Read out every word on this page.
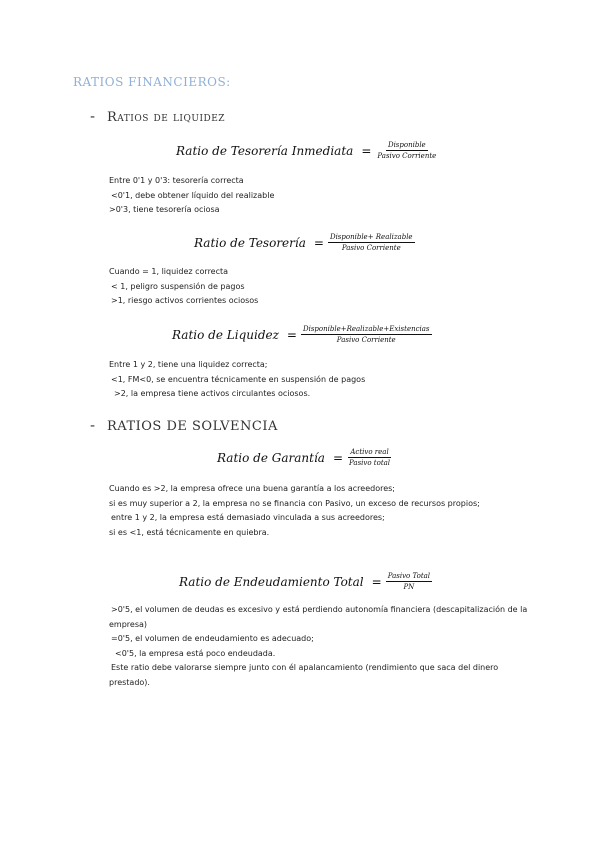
RATIOS FINANCIEROS:
- Ratios de liquidez
Ratio de Tesorería Inmediata = $\frac{\text{Disponible}}{\text{Pasivo Corriente}}$
Entre 0'1 y 0'3: tesorería correcta
<0'1, debe obtener líquido del realizable
>0'3, tiene tesorería ociosa
Ratio de Tesorería = $\frac{\text{Disponible+ Realizable}}{\text{Pasivo Corriente}}$
Cuando = 1, liquidez correcta
< 1, peligro suspensión de pagos
>1, riesgo activos corrientes ociosos
Ratio de Liquidez = $\frac{\text{Disponible+Realizable+Existencias}}{\text{Pasivo Corriente}}$
Entre 1 y 2, tiene una liquidez correcta;
<1, FM<0, se encuentra técnicamente en suspensión de pagos
>2, la empresa tiene activos circulantes ociosos.
- RATIOS DE SOLVENCIA
Ratio de Garantía = $\frac{\text{Activo real}}{\text{Pasivo total}}$
Cuando es >2, la empresa ofrece una buena garantía a los acreedores;
si es muy superior a 2, la empresa no se financia con Pasivo, un exceso de recursos propios;
entre 1 y 2, la empresa está demasiado vinculada a sus acreedores;
si es <1, está técnicamente en quiebra.
Ratio de Endeudamiento Total = $\frac{\text{Pasivo Total}}{PN}$
>0'5, el volumen de deudas es excesivo y está perdiendo autonomía financiera (descapitalización de la
empresa)
=0'5, el volumen de endeudamiento es adecuado;
<0'5, la empresa está poco endeudada.
Este ratio debe valorarse siempre junto con él apalancamiento (rendimiento que saca del dinero
prestado).
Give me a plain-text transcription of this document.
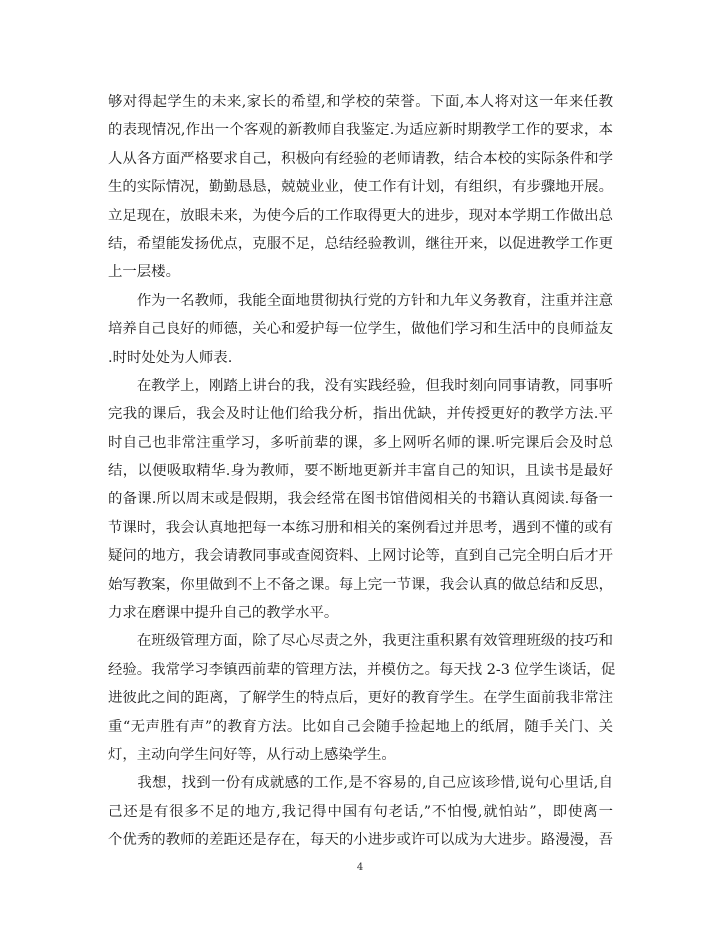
够对得起学生的未来,家长的希望,和学校的荣誉。下面,本人将对这一年来任教
的表现情况,作出一个客观的新教师自我鉴定.为适应新时期教学工作的要求，本
人从各方面严格要求自己，积极向有经验的老师请教，结合本校的实际条件和学
生的实际情况，勤勤恳恳，兢兢业业，使工作有计划，有组织，有步骤地开展。
立足现在，放眼未来，为使今后的工作取得更大的进步，现对本学期工作做出总
结，希望能发扬优点，克服不足，总结经验教训，继往开来，以促进教学工作更
上一层楼。
　　作为一名教师，我能全面地贯彻执行党的方针和九年义务教育，注重并注意
培养自己良好的师德，关心和爱护每一位学生，做他们学习和生活中的良师益友
.时时处处为人师表.
　　在教学上，刚踏上讲台的我，没有实践经验，但我时刻向同事请教，同事听
完我的课后，我会及时让他们给我分析，指出优缺，并传授更好的教学方法.平
时自己也非常注重学习，多听前辈的课，多上网听名师的课.听完课后会及时总
结，以便吸取精华.身为教师，要不断地更新并丰富自己的知识，且读书是最好
的备课.所以周末或是假期，我会经常在图书馆借阅相关的书籍认真阅读.每备一
节课时，我会认真地把每一本练习册和相关的案例看过并思考，遇到不懂的或有
疑问的地方，我会请教同事或查阅资料、上网讨论等，直到自己完全明白后才开
始写教案，你里做到不上不备之课。每上完一节课，我会认真的做总结和反思，
力求在磨课中提升自己的教学水平。
　　在班级管理方面，除了尽心尽责之外，我更注重积累有效管理班级的技巧和
经验。我常学习李镇西前辈的管理方法，并模仿之。每天找 2-3 位学生谈话，促
进彼此之间的距离，了解学生的特点后，更好的教育学生。在学生面前我非常注
重“无声胜有声”的教育方法。比如自己会随手捡起地上的纸屑，随手关门、关
灯，主动向学生问好等，从行动上感染学生。
　　我想，找到一份有成就感的工作,是不容易的,自己应该珍惜,说句心里话,自
己还是有很多不足的地方,我记得中国有句老话,”不怕慢,就怕站”，即使离一
个优秀的教师的差距还是存在，每天的小进步或许可以成为大进步。路漫漫，吾
4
□ □ □ □ □
Write out word for word every line from the line with "Give me a plain-text" through the final line of the records, both included, skipping the pictures.

Give me a plain-text transcription of this document.
够对得起学生的未来,家长的希望,和学校的荣誉。下面,本人将对这一年来任教
的表现情况,作出一个客观的新教师自我鉴定.为适应新时期教学工作的要求，本
人从各方面严格要求自己，积极向有经验的老师请教，结合本校的实际条件和学
生的实际情况，勤勤恳恳，兢兢业业，使工作有计划，有组织，有步骤地开展。
立足现在，放眼未来，为使今后的工作取得更大的进步，现对本学期工作做出总
结，希望能发扬优点，克服不足，总结经验教训，继往开来，以促进教学工作更
上一层楼。
　　作为一名教师，我能全面地贯彻执行党的方针和九年义务教育，注重并注意
培养自己良好的师德，关心和爱护每一位学生，做他们学习和生活中的良师益友
.时时处处为人师表.
　　在教学上，刚踏上讲台的我，没有实践经验，但我时刻向同事请教，同事听
完我的课后，我会及时让他们给我分析，指出优缺，并传授更好的教学方法.平
时自己也非常注重学习，多听前辈的课，多上网听名师的课.听完课后会及时总
结，以便吸取精华.身为教师，要不断地更新并丰富自己的知识，且读书是最好
的备课.所以周末或是假期，我会经常在图书馆借阅相关的书籍认真阅读.每备一
节课时，我会认真地把每一本练习册和相关的案例看过并思考，遇到不懂的或有
疑问的地方，我会请教同事或查阅资料、上网讨论等，直到自己完全明白后才开
始写教案，你里做到不上不备之课。每上完一节课，我会认真的做总结和反思，
力求在磨课中提升自己的教学水平。
　　在班级管理方面，除了尽心尽责之外，我更注重积累有效管理班级的技巧和
经验。我常学习李镇西前辈的管理方法，并模仿之。每天找 2-3 位学生谈话，促
进彼此之间的距离，了解学生的特点后，更好的教育学生。在学生面前我非常注
重“无声胜有声”的教育方法。比如自己会随手捡起地上的纸屑，随手关门、关
灯，主动向学生问好等，从行动上感染学生。
　　我想，找到一份有成就感的工作,是不容易的,自己应该珍惜,说句心里话,自
己还是有很多不足的地方,我记得中国有句老话,”不怕慢,就怕站”，即使离一
个优秀的教师的差距还是存在，每天的小进步或许可以成为大进步。路漫漫，吾
4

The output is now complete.